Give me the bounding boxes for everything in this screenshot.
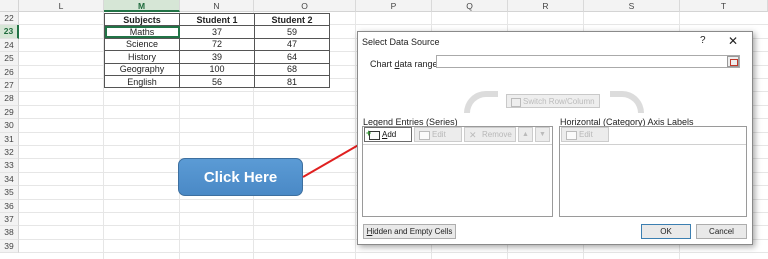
select-data-source-dialog: Select Data Source ? ✕ Chart data range:… xyxy=(357,31,753,245)
table-row: Science 72 47 xyxy=(104,37,330,52)
table-cell[interactable]: 39 xyxy=(179,50,255,64)
help-button[interactable]: ? xyxy=(700,35,706,46)
header-student-2[interactable]: Student 2 xyxy=(254,12,330,27)
add-series-icon xyxy=(366,126,380,140)
table-cell[interactable]: 47 xyxy=(254,37,330,52)
row-header-38[interactable]: 38 xyxy=(0,226,19,240)
remove-button[interactable]: Remove xyxy=(464,127,516,142)
row-header-23[interactable]: 23 xyxy=(0,25,19,39)
axis-edit-button[interactable]: Edit xyxy=(561,127,609,142)
table-row: History 39 64 xyxy=(104,50,330,64)
add-button[interactable]: Add xyxy=(364,126,412,142)
table-header-row: Subjects Student 1 Student 2 xyxy=(104,12,330,27)
row-header-35[interactable]: 35 xyxy=(0,186,19,200)
table-row: English 56 81 xyxy=(104,74,330,89)
grid-line xyxy=(355,12,356,259)
table-cell[interactable]: History xyxy=(104,50,180,64)
grid-line xyxy=(19,252,768,254)
row-header-26[interactable]: 26 xyxy=(0,65,19,79)
table-cell[interactable]: 81 xyxy=(254,74,330,89)
row-header-37[interactable]: 37 xyxy=(0,213,19,227)
row-header-24[interactable]: 24 xyxy=(0,38,19,53)
cancel-button[interactable]: Cancel xyxy=(696,224,747,239)
row-header-30[interactable]: 30 xyxy=(0,119,19,133)
column-header-o[interactable]: O xyxy=(254,0,356,12)
table-row: Maths 37 59 xyxy=(104,25,330,39)
row-header-31[interactable]: 31 xyxy=(0,132,19,146)
row-header-28[interactable]: 28 xyxy=(0,92,19,106)
curve-arrow-right-icon xyxy=(610,91,644,113)
column-header-m[interactable]: M xyxy=(104,0,180,12)
table-cell[interactable]: 64 xyxy=(254,50,330,64)
column-header-q[interactable]: Q xyxy=(432,0,508,12)
table-row: Geography 100 68 xyxy=(104,62,330,76)
data-table: Subjects Student 1 Student 2 Maths 37 59… xyxy=(104,12,330,89)
column-header-r[interactable]: R xyxy=(508,0,584,12)
table-cell[interactable]: 56 xyxy=(179,74,255,89)
row-header-39[interactable]: 39 xyxy=(0,239,19,254)
remove-icon xyxy=(469,128,478,142)
hidden-empty-cells-button[interactable]: Hidden and Empty Cells xyxy=(363,224,456,239)
edit-button[interactable]: Edit xyxy=(414,127,462,142)
switch-row-column-button[interactable]: Switch Row/Column xyxy=(506,94,600,108)
header-student-1[interactable]: Student 1 xyxy=(179,12,255,27)
table-cell[interactable]: Geography xyxy=(104,62,180,76)
table-cell[interactable]: English xyxy=(104,74,180,89)
row-header-32[interactable]: 32 xyxy=(0,146,19,160)
curve-arrow-left-icon xyxy=(464,91,498,113)
table-cell[interactable]: 37 xyxy=(179,25,255,39)
row-header-36[interactable]: 36 xyxy=(0,199,19,213)
click-here-callout: Click Here xyxy=(178,158,303,196)
move-up-button[interactable]: ▲ xyxy=(518,127,533,142)
row-header-33[interactable]: 33 xyxy=(0,159,19,173)
column-header-t[interactable]: T xyxy=(680,0,768,12)
table-cell[interactable]: Maths xyxy=(104,25,180,39)
range-collapse-icon[interactable] xyxy=(727,56,739,67)
table-cell[interactable]: Science xyxy=(104,37,180,52)
table-cell[interactable]: 68 xyxy=(254,62,330,76)
row-header-27[interactable]: 27 xyxy=(0,79,19,93)
ok-button[interactable]: OK xyxy=(641,224,691,239)
column-header-l[interactable]: L xyxy=(19,0,104,12)
column-header-p[interactable]: P xyxy=(356,0,432,12)
edit-icon xyxy=(566,131,577,140)
move-down-button[interactable]: ▼ xyxy=(535,127,550,142)
table-cell[interactable]: 59 xyxy=(254,25,330,39)
table-cell[interactable]: 72 xyxy=(179,37,255,52)
chart-data-range-input[interactable] xyxy=(436,55,740,68)
edit-icon xyxy=(419,131,430,140)
close-icon[interactable]: ✕ xyxy=(728,34,738,48)
column-header-n[interactable]: N xyxy=(180,0,254,12)
row-header-34[interactable]: 34 xyxy=(0,172,19,187)
column-header-s[interactable]: S xyxy=(584,0,680,12)
row-header-25[interactable]: 25 xyxy=(0,52,19,66)
row-header-29[interactable]: 29 xyxy=(0,105,19,120)
table-cell[interactable]: 100 xyxy=(179,62,255,76)
select-all-corner[interactable] xyxy=(0,0,19,12)
row-header-22[interactable]: 22 xyxy=(0,12,19,26)
dialog-title: Select Data Source xyxy=(362,37,440,47)
header-subjects[interactable]: Subjects xyxy=(104,12,180,27)
chart-data-range-label: Chart data range: xyxy=(370,59,441,69)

++++

To do » In the entries above, find every line holding the word "History" and copy it out.

Exercise result »
table-row: History 39 64 xyxy=(104,50,330,64)
table-cell[interactable]: History xyxy=(104,50,180,64)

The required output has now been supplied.